## begin EXERCISE MATERIALS

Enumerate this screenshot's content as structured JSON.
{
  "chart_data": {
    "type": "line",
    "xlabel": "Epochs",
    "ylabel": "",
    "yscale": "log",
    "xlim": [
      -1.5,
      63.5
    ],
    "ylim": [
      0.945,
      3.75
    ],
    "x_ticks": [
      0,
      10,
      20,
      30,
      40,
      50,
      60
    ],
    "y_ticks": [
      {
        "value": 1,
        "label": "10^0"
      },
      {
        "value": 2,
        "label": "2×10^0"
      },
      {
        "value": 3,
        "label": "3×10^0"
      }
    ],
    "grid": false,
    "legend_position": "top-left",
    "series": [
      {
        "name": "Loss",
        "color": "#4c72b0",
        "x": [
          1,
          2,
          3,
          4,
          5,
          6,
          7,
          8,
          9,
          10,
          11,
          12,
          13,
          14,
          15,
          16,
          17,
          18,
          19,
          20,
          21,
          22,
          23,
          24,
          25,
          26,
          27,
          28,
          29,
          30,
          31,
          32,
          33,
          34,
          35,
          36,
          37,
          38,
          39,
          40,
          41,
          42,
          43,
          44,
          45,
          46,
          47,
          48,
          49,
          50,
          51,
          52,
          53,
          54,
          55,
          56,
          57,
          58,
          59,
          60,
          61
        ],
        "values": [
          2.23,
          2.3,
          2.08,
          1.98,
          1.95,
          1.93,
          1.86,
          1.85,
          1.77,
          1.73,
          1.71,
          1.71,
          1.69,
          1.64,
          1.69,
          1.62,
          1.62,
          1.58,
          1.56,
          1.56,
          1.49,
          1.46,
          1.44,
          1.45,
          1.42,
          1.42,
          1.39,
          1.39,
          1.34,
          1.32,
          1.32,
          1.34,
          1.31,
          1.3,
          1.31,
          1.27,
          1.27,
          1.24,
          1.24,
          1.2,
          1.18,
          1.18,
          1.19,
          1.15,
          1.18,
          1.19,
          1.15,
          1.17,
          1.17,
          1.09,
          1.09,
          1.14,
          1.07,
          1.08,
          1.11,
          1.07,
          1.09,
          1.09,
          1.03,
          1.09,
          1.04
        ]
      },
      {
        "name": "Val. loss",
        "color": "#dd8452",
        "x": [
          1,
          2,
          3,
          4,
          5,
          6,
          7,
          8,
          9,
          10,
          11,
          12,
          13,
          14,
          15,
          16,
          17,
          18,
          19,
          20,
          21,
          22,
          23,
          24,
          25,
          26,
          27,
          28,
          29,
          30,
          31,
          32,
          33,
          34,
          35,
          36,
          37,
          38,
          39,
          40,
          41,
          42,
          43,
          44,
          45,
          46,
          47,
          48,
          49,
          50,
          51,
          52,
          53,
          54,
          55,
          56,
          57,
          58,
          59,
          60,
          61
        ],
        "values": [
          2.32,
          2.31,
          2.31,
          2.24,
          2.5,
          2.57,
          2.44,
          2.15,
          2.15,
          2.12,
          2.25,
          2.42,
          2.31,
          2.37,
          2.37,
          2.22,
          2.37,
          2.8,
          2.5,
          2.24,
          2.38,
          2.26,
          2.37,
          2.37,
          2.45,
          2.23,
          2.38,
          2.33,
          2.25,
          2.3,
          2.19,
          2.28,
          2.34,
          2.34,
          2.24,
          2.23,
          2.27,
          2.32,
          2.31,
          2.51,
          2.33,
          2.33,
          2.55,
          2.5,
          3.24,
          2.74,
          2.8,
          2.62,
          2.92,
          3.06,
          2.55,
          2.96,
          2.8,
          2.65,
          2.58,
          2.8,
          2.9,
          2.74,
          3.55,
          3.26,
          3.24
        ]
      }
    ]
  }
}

## end EXERCISE MATERIALS
## begin EXERCISE MATERIALS

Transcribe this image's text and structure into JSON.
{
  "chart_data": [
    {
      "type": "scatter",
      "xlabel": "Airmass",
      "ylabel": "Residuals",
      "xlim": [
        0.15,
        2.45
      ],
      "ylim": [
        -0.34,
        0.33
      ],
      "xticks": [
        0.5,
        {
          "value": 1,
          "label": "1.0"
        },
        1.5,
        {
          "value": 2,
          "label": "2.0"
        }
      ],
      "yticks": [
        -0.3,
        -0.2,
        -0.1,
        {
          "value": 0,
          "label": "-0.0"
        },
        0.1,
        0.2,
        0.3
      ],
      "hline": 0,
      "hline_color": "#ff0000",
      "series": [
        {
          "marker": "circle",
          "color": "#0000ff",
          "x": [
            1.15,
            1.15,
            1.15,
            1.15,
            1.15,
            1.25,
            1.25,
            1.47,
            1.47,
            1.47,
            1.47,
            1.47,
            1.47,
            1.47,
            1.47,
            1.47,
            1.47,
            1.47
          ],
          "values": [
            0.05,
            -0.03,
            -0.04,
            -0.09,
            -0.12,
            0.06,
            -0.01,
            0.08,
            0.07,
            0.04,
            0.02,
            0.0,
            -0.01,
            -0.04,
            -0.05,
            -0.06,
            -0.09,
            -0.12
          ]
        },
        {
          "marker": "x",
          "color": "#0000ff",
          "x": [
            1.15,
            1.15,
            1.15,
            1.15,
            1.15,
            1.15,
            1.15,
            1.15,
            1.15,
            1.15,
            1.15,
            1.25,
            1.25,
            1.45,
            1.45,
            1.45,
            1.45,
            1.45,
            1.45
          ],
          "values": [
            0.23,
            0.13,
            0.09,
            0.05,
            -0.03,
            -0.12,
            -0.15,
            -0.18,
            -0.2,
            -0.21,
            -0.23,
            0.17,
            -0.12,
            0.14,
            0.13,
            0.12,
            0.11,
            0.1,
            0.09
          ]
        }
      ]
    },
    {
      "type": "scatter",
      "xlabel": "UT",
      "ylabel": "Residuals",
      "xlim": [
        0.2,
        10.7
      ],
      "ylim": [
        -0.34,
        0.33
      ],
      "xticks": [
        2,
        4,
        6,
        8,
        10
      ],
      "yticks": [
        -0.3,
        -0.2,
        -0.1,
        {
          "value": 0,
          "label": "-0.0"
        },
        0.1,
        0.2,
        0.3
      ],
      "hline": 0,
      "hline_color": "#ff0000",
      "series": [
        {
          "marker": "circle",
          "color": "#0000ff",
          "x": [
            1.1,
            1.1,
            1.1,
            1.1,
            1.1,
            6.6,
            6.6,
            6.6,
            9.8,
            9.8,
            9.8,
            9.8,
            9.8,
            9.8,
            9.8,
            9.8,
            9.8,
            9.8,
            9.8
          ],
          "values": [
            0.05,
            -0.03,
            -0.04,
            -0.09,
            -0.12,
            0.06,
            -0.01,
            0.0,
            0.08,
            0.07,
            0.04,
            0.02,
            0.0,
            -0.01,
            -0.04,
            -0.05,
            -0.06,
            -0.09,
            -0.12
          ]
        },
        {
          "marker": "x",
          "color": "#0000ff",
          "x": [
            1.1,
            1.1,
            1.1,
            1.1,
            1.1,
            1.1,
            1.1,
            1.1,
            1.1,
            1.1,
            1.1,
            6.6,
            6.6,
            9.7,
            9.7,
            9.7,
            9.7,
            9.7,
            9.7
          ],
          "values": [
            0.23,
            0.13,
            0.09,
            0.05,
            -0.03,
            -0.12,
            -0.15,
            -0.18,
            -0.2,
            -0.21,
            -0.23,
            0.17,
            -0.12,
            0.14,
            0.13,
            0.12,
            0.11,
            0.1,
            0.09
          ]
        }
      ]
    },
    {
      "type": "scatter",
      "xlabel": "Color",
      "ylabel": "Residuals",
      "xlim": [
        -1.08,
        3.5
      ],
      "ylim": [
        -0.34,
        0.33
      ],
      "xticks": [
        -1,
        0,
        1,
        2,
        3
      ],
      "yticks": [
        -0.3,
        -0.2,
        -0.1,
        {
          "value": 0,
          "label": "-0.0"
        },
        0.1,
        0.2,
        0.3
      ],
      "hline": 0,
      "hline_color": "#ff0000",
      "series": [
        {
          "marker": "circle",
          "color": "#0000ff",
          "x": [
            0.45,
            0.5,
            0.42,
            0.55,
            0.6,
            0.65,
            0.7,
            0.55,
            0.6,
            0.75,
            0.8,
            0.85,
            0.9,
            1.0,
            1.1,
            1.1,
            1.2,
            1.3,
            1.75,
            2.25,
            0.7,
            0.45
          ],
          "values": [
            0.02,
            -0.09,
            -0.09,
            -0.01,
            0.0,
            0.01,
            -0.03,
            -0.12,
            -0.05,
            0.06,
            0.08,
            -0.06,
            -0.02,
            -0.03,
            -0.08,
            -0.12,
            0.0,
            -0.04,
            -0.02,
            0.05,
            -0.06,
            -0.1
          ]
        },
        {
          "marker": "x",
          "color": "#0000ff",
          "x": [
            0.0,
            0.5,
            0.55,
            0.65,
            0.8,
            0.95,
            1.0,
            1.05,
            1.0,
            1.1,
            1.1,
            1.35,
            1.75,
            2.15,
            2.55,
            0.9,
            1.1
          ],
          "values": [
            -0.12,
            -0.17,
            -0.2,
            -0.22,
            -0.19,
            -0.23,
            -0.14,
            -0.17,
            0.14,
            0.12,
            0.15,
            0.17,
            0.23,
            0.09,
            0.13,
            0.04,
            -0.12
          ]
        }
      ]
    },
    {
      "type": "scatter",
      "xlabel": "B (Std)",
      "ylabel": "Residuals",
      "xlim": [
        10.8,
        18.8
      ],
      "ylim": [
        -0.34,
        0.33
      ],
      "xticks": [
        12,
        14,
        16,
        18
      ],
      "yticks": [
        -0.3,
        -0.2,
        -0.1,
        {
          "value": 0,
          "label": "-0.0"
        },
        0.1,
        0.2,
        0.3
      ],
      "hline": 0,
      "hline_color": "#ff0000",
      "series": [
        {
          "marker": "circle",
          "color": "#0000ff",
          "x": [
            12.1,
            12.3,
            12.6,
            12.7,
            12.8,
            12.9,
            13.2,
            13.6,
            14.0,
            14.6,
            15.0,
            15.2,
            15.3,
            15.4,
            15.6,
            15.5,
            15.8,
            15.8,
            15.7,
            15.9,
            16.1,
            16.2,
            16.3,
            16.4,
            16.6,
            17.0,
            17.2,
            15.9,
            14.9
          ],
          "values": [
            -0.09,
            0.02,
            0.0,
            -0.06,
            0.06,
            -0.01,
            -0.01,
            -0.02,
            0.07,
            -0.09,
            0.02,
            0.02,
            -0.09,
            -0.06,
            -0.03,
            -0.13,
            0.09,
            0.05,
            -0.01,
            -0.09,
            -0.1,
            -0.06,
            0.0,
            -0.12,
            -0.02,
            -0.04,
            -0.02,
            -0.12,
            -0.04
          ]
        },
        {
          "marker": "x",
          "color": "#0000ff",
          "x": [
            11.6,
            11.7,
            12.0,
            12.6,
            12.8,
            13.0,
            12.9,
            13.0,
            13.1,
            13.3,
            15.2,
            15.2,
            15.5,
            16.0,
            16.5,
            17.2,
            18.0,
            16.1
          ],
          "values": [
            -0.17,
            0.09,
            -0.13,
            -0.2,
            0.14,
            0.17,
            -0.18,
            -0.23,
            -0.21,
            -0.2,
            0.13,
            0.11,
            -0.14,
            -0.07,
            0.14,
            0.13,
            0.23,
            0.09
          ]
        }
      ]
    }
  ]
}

## end EXERCISE MATERIALS

## GIVEN EXERCISE
Look through the entries above for the word "this". Copy every line where it shows up.

## RIGHT ANSWER
Enumerate this screenshot's content as structured JSON.
Transcribe this image's text and structure into JSON.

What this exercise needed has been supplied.